[start of Records for the task]

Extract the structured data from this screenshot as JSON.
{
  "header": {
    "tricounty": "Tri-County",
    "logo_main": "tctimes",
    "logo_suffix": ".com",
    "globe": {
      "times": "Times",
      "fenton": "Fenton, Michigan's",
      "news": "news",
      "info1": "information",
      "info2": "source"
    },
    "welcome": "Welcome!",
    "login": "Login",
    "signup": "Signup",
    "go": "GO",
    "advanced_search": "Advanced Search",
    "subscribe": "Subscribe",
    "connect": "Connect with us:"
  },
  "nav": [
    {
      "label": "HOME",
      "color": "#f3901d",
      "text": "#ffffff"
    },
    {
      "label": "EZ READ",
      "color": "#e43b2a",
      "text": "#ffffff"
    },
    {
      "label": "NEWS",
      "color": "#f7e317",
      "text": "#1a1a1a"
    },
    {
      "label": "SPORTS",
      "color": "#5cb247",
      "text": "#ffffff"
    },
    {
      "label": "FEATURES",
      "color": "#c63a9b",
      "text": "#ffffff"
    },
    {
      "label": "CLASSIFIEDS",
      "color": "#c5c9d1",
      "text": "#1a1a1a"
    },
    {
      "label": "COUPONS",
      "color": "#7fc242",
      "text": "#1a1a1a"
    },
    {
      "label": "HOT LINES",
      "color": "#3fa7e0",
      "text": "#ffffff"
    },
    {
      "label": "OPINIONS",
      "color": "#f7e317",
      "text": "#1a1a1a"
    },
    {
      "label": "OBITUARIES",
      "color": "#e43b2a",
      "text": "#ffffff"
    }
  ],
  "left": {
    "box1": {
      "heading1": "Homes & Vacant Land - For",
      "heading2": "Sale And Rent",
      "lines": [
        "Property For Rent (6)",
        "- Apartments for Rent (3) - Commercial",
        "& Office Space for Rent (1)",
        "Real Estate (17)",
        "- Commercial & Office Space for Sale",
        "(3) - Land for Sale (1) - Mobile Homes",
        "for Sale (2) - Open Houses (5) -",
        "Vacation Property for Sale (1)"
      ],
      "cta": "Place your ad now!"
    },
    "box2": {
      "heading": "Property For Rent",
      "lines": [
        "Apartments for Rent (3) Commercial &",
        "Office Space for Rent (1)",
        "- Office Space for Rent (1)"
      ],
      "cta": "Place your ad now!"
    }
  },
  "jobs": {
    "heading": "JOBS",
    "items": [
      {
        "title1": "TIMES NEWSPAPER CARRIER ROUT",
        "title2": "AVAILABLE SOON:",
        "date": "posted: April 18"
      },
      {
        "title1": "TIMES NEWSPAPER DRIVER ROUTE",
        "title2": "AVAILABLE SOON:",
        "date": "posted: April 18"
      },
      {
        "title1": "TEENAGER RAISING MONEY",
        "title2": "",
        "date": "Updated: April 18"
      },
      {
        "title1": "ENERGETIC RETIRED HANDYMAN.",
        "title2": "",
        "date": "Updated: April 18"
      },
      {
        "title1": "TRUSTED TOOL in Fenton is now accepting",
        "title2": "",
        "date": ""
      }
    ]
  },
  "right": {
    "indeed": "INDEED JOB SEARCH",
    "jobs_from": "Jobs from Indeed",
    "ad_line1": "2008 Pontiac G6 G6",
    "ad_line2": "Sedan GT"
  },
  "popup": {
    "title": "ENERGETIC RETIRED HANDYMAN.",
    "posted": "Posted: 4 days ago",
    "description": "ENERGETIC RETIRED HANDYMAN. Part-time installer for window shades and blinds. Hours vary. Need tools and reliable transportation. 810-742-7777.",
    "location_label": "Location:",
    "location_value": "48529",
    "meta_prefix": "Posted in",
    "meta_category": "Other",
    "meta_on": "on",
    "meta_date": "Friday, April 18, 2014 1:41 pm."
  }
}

[end of Records for the task]

◆ Task requirements
Count the lines in the records above that hold the word "Property", and give only that number.

◆ Exercise solution
3